-- Begin --
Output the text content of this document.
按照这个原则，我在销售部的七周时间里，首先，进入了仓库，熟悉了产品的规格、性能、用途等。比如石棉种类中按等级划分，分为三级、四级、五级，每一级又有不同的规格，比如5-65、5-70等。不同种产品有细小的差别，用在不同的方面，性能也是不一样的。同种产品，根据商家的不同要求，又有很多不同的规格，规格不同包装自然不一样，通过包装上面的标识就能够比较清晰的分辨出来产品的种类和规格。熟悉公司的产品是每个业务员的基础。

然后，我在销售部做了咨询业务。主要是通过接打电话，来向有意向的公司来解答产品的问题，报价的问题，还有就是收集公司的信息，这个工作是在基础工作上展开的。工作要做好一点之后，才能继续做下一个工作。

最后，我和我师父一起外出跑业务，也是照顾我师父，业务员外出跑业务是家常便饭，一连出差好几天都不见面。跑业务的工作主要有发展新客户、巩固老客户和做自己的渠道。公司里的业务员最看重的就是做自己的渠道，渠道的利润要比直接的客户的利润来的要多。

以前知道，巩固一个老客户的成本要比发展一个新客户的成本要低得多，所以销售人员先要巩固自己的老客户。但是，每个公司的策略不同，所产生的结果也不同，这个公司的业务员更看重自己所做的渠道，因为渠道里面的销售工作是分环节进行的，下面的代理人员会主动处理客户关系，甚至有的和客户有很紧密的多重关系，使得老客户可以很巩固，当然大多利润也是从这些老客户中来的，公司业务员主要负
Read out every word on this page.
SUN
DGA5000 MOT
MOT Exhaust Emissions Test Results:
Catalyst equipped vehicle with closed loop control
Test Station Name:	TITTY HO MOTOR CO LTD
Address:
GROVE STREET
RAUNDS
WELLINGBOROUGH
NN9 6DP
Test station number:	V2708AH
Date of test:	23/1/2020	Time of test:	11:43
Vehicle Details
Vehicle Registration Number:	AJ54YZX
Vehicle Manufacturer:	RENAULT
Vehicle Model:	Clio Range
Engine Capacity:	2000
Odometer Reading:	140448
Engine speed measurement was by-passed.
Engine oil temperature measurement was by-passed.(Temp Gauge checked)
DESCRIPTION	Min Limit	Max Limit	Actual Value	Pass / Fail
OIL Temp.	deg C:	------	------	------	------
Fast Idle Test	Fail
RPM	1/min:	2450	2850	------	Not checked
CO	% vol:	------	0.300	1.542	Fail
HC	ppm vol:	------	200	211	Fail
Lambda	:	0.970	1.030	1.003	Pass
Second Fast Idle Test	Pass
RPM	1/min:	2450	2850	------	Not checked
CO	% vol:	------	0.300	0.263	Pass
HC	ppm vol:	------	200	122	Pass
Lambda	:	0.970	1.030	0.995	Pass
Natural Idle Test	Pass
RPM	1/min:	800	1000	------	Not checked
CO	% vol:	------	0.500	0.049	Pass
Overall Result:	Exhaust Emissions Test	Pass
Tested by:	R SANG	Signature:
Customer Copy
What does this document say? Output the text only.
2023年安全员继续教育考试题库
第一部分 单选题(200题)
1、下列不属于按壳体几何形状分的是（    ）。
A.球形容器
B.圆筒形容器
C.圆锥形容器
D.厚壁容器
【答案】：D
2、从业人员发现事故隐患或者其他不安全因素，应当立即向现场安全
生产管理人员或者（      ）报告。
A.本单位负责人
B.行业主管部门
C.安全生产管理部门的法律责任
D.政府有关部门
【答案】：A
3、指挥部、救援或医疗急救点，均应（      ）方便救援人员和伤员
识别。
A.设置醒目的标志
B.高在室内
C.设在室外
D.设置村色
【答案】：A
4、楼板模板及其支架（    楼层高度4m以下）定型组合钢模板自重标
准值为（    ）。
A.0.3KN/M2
-- End --
(JOB): Leave out every line without the string "Output" and copy the rest.

(FINISHED EXERCISE):
Output the text content of this document.
What does this document say? Output the text only.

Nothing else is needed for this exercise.